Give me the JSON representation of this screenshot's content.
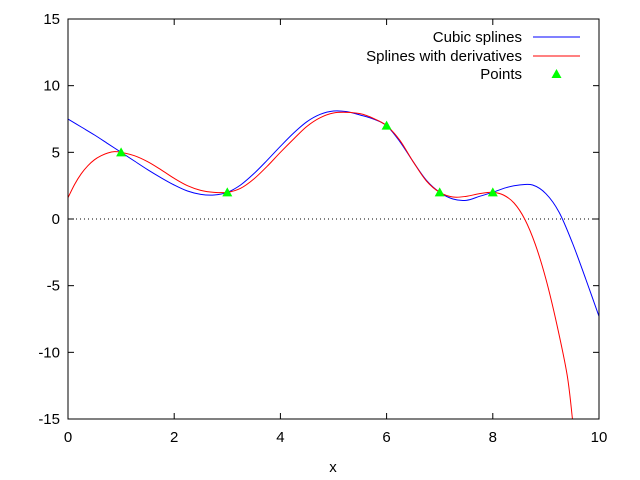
{
  "chart_data": {
    "type": "line",
    "xlabel": "x",
    "ylabel": "",
    "title": "",
    "xlim": [
      0,
      10
    ],
    "ylim": [
      -15,
      15
    ],
    "x_ticks": [
      "0",
      "2",
      "4",
      "6",
      "8",
      "10"
    ],
    "y_ticks": [
      "15",
      "10",
      "5",
      "0",
      "-5",
      "-10",
      "-15"
    ],
    "grid": false,
    "zero_line": true,
    "legend_position": "top-right",
    "series": [
      {
        "name": "Cubic splines",
        "color": "#0000ff",
        "style": "line",
        "x": [
          0.0,
          0.25,
          0.5,
          0.75,
          1.0,
          1.25,
          1.5,
          1.75,
          2.0,
          2.25,
          2.5,
          2.75,
          3.0,
          3.25,
          3.5,
          3.75,
          4.0,
          4.25,
          4.5,
          4.75,
          5.0,
          5.25,
          5.5,
          5.75,
          6.0,
          6.25,
          6.5,
          6.75,
          7.0,
          7.25,
          7.5,
          7.75,
          8.0,
          8.25,
          8.5,
          8.75,
          9.0,
          9.25,
          9.5,
          9.75,
          10.0
        ],
        "y": [
          7.5,
          6.9,
          6.3,
          5.65,
          5.0,
          4.35,
          3.7,
          3.1,
          2.55,
          2.1,
          1.85,
          1.8,
          2.0,
          2.55,
          3.4,
          4.4,
          5.45,
          6.45,
          7.3,
          7.85,
          8.1,
          8.05,
          7.8,
          7.5,
          7.0,
          5.8,
          4.3,
          2.9,
          2.0,
          1.5,
          1.4,
          1.7,
          2.0,
          2.35,
          2.55,
          2.55,
          1.9,
          0.5,
          -1.8,
          -4.5,
          -7.3
        ]
      },
      {
        "name": "Splines with derivatives",
        "color": "#ff0000",
        "style": "line",
        "x": [
          0.0,
          0.125,
          0.25,
          0.375,
          0.5,
          0.625,
          0.75,
          0.875,
          1.0,
          1.25,
          1.5,
          1.75,
          2.0,
          2.25,
          2.5,
          2.75,
          3.0,
          3.25,
          3.5,
          3.75,
          4.0,
          4.25,
          4.5,
          4.75,
          5.0,
          5.25,
          5.5,
          5.75,
          6.0,
          6.25,
          6.5,
          6.75,
          7.0,
          7.25,
          7.5,
          7.75,
          8.0,
          8.2,
          8.4,
          8.6,
          8.8,
          9.0,
          9.2,
          9.4,
          9.5
        ],
        "y": [
          1.6,
          2.6,
          3.4,
          4.0,
          4.45,
          4.75,
          4.95,
          5.05,
          5.0,
          4.75,
          4.3,
          3.7,
          3.05,
          2.5,
          2.15,
          2.0,
          2.0,
          2.3,
          3.0,
          3.95,
          5.0,
          6.0,
          6.95,
          7.6,
          7.95,
          8.0,
          7.9,
          7.55,
          7.0,
          5.9,
          4.3,
          2.85,
          2.0,
          1.65,
          1.7,
          1.9,
          2.0,
          1.8,
          1.2,
          0.0,
          -1.9,
          -4.5,
          -7.8,
          -11.7,
          -15.0
        ]
      },
      {
        "name": "Points",
        "color": "#00ff00",
        "style": "points",
        "marker": "triangle",
        "x": [
          1,
          3,
          6,
          7,
          8
        ],
        "y": [
          5,
          2,
          7,
          2,
          2
        ]
      }
    ]
  }
}
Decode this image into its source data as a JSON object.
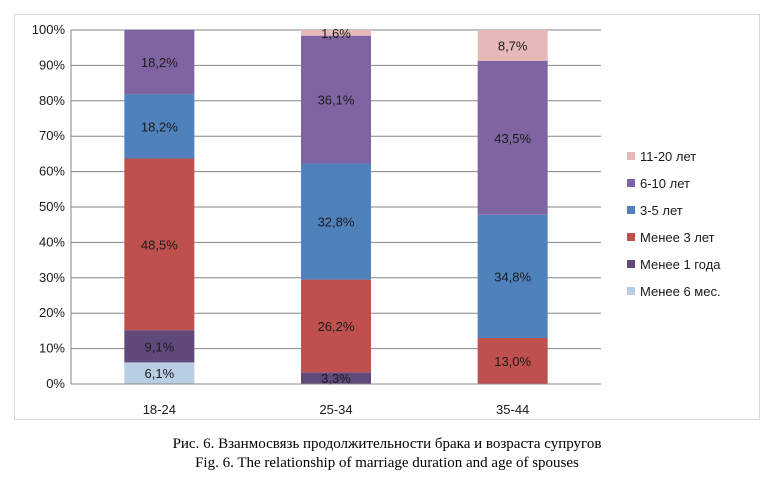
{
  "caption": {
    "ru": "Рис. 6. Взанмосвязь продолжительности брака и возраста супругов",
    "en": "Fig. 6. The relationship of marriage duration and age of spouses"
  },
  "chart_data": {
    "type": "bar",
    "stacked": true,
    "categories": [
      "18-24",
      "25-34",
      "35-44"
    ],
    "ylim": [
      0,
      100
    ],
    "yticks": [
      "0%",
      "10%",
      "20%",
      "30%",
      "40%",
      "50%",
      "60%",
      "70%",
      "80%",
      "90%",
      "100%"
    ],
    "grid": "horizontal",
    "legend_position": "right",
    "series": [
      {
        "name": "Менее 6 мес.",
        "color": "#b9cde5",
        "values": [
          6.1,
          0,
          0
        ],
        "labels": [
          "6,1%",
          "",
          ""
        ]
      },
      {
        "name": "Менее 1 года",
        "color": "#604a7b",
        "values": [
          9.1,
          3.3,
          0
        ],
        "labels": [
          "9,1%",
          "3,3%",
          ""
        ]
      },
      {
        "name": "Менее 3 лет",
        "color": "#c0504d",
        "values": [
          48.5,
          26.2,
          13.0
        ],
        "labels": [
          "48,5%",
          "26,2%",
          "13,0%"
        ]
      },
      {
        "name": "3-5 лет",
        "color": "#4f81bd",
        "values": [
          18.2,
          32.8,
          34.8
        ],
        "labels": [
          "18,2%",
          "32,8%",
          "34,8%"
        ]
      },
      {
        "name": "6-10 лет",
        "color": "#8064a2",
        "values": [
          18.2,
          36.1,
          43.5
        ],
        "labels": [
          "18,2%",
          "36,1%",
          "43,5%"
        ]
      },
      {
        "name": "11-20 лет",
        "color": "#e6b9b8",
        "values": [
          0,
          1.6,
          8.7
        ],
        "labels": [
          "",
          "1,6%",
          "8,7%"
        ]
      }
    ]
  }
}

== == ==

**Directive:** Copy the listing over exactly, skipping the pictures it holds.

**Solution to this exercise:**
Give me the JSON representation of this screenshot's content.
{
  "chart_data": {
    "type": "line",
    "xlabel": "x",
    "ylabel": "",
    "title": "",
    "xlim": [
      0,
      10
    ],
    "ylim": [
      -15,
      15
    ],
    "x_ticks": [
      "0",
      "2",
      "4",
      "6",
      "8",
      "10"
    ],
    "y_ticks": [
      "15",
      "10",
      "5",
      "0",
      "-5",
      "-10",
      "-15"
    ],
    "grid": false,
    "zero_line": true,
    "legend_position": "top-right",
    "series": [
      {
        "name": "Cubic splines",
        "color": "#0000ff",
        "style": "line",
        "x": [
          0.0,
          0.25,
          0.5,
          0.75,
          1.0,
          1.25,
          1.5,
          1.75,
          2.0,
          2.25,
          2.5,
          2.75,
          3.0,
          3.25,
          3.5,
          3.75,
          4.0,
          4.25,
          4.5,
          4.75,
          5.0,
          5.25,
          5.5,
          5.75,
          6.0,
          6.25,
          6.5,
          6.75,
          7.0,
          7.25,
          7.5,
          7.75,
          8.0,
          8.25,
          8.5,
          8.75,
          9.0,
          9.25,
          9.5,
          9.75,
          10.0
        ],
        "y": [
          7.5,
          6.9,
          6.3,
          5.65,
          5.0,
          4.35,
          3.7,
          3.1,
          2.55,
          2.1,
          1.85,
          1.8,
          2.0,
          2.55,
          3.4,
          4.4,
          5.45,
          6.45,
          7.3,
          7.85,
          8.1,
          8.05,
          7.8,
          7.5,
          7.0,
          5.8,
          4.3,
          2.9,
          2.0,
          1.5,
          1.4,
          1.7,
          2.0,
          2.35,
          2.55,
          2.55,
          1.9,
          0.5,
          -1.8,
          -4.5,
          -7.3
        ]
      },
      {
        "name": "Splines with derivatives",
        "color": "#ff0000",
        "style": "line",
        "x": [
          0.0,
          0.125,
          0.25,
          0.375,
          0.5,
          0.625,
          0.75,
          0.875,
          1.0,
          1.25,
          1.5,
          1.75,
          2.0,
          2.25,
          2.5,
          2.75,
          3.0,
          3.25,
          3.5,
          3.75,
          4.0,
          4.25,
          4.5,
          4.75,
          5.0,
          5.25,
          5.5,
          5.75,
          6.0,
          6.25,
          6.5,
          6.75,
          7.0,
          7.25,
          7.5,
          7.75,
          8.0,
          8.2,
          8.4,
          8.6,
          8.8,
          9.0,
          9.2,
          9.4,
          9.5
        ],
        "y": [
          1.6,
          2.6,
          3.4,
          4.0,
          4.45,
          4.75,
          4.95,
          5.05,
          5.0,
          4.75,
          4.3,
          3.7,
          3.05,
          2.5,
          2.15,
          2.0,
          2.0,
          2.3,
          3.0,
          3.95,
          5.0,
          6.0,
          6.95,
          7.6,
          7.95,
          8.0,
          7.9,
          7.55,
          7.0,
          5.9,
          4.3,
          2.85,
          2.0,
          1.65,
          1.7,
          1.9,
          2.0,
          1.8,
          1.2,
          0.0,
          -1.9,
          -4.5,
          -7.8,
          -11.7,
          -15.0
        ]
      },
      {
        "name": "Points",
        "color": "#00ff00",
        "style": "points",
        "marker": "triangle",
        "x": [
          1,
          3,
          6,
          7,
          8
        ],
        "y": [
          5,
          2,
          7,
          2,
          2
        ]
      }
    ]
  }
}
Decode this image into its source data as a JSON object.
{
  "caption": {
    "ru": "Рис. 6. Взанмосвязь продолжительности брака и возраста супругов",
    "en": "Fig. 6. The relationship of marriage duration and age of spouses"
  },
  "chart_data": {
    "type": "bar",
    "stacked": true,
    "categories": [
      "18-24",
      "25-34",
      "35-44"
    ],
    "ylim": [
      0,
      100
    ],
    "yticks": [
      "0%",
      "10%",
      "20%",
      "30%",
      "40%",
      "50%",
      "60%",
      "70%",
      "80%",
      "90%",
      "100%"
    ],
    "grid": "horizontal",
    "legend_position": "right",
    "series": [
      {
        "name": "Менее 6 мес.",
        "color": "#b9cde5",
        "values": [
          6.1,
          0,
          0
        ],
        "labels": [
          "6,1%",
          "",
          ""
        ]
      },
      {
        "name": "Менее 1 года",
        "color": "#604a7b",
        "values": [
          9.1,
          3.3,
          0
        ],
        "labels": [
          "9,1%",
          "3,3%",
          ""
        ]
      },
      {
        "name": "Менее 3 лет",
        "color": "#c0504d",
        "values": [
          48.5,
          26.2,
          13.0
        ],
        "labels": [
          "48,5%",
          "26,2%",
          "13,0%"
        ]
      },
      {
        "name": "3-5 лет",
        "color": "#4f81bd",
        "values": [
          18.2,
          32.8,
          34.8
        ],
        "labels": [
          "18,2%",
          "32,8%",
          "34,8%"
        ]
      },
      {
        "name": "6-10 лет",
        "color": "#8064a2",
        "values": [
          18.2,
          36.1,
          43.5
        ],
        "labels": [
          "18,2%",
          "36,1%",
          "43,5%"
        ]
      },
      {
        "name": "11-20 лет",
        "color": "#e6b9b8",
        "values": [
          0,
          1.6,
          8.7
        ],
        "labels": [
          "",
          "1,6%",
          "8,7%"
        ]
      }
    ]
  }
}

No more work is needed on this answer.